Stated exercise
Extract each line of the records below that contains the word "ЗНАЧКИ".

Stored data:
■ ■ ■ ■
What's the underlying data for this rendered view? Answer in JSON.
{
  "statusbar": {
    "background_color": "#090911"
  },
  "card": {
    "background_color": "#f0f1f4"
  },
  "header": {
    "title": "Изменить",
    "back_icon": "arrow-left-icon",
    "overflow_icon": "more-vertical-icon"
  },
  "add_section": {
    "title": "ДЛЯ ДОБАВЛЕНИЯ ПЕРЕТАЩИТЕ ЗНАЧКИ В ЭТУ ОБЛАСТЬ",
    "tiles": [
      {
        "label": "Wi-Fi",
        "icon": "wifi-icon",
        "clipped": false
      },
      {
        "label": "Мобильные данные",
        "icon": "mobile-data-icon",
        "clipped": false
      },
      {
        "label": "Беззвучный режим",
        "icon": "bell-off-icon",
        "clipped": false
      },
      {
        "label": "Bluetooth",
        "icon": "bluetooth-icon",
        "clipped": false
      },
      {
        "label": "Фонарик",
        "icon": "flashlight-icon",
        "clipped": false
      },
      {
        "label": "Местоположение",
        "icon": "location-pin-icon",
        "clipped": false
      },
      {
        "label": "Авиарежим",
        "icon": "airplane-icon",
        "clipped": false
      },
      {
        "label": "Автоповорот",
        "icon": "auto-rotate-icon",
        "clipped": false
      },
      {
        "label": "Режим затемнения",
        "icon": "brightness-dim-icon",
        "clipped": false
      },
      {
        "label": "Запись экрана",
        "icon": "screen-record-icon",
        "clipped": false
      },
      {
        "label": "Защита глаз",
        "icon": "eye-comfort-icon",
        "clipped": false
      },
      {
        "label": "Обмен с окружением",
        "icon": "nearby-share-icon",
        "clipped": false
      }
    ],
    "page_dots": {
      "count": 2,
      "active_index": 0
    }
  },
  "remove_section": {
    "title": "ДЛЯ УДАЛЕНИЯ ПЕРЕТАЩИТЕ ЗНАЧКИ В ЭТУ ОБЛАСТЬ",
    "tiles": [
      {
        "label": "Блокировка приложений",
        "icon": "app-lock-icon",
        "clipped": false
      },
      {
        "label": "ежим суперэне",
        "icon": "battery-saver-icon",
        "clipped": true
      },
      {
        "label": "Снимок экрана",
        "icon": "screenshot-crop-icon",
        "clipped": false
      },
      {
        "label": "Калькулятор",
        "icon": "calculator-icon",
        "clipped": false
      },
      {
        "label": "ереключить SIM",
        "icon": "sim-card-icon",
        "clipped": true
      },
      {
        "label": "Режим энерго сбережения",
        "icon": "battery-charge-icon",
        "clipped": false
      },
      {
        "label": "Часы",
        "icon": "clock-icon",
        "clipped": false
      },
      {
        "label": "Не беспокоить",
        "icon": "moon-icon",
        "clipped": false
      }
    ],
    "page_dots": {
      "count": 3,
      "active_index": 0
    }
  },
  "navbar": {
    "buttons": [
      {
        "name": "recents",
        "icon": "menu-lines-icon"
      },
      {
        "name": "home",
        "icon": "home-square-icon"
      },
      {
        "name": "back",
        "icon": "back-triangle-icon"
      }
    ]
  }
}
■ ■ ■ ■
Answer to the problem
    "title": "ДЛЯ ДОБАВЛЕНИЯ ПЕРЕТАЩИТЕ ЗНАЧКИ В ЭТУ ОБЛАСТЬ",
    "title": "ДЛЯ УДАЛЕНИЯ ПЕРЕТАЩИТЕ ЗНАЧКИ В ЭТУ ОБЛАСТЬ",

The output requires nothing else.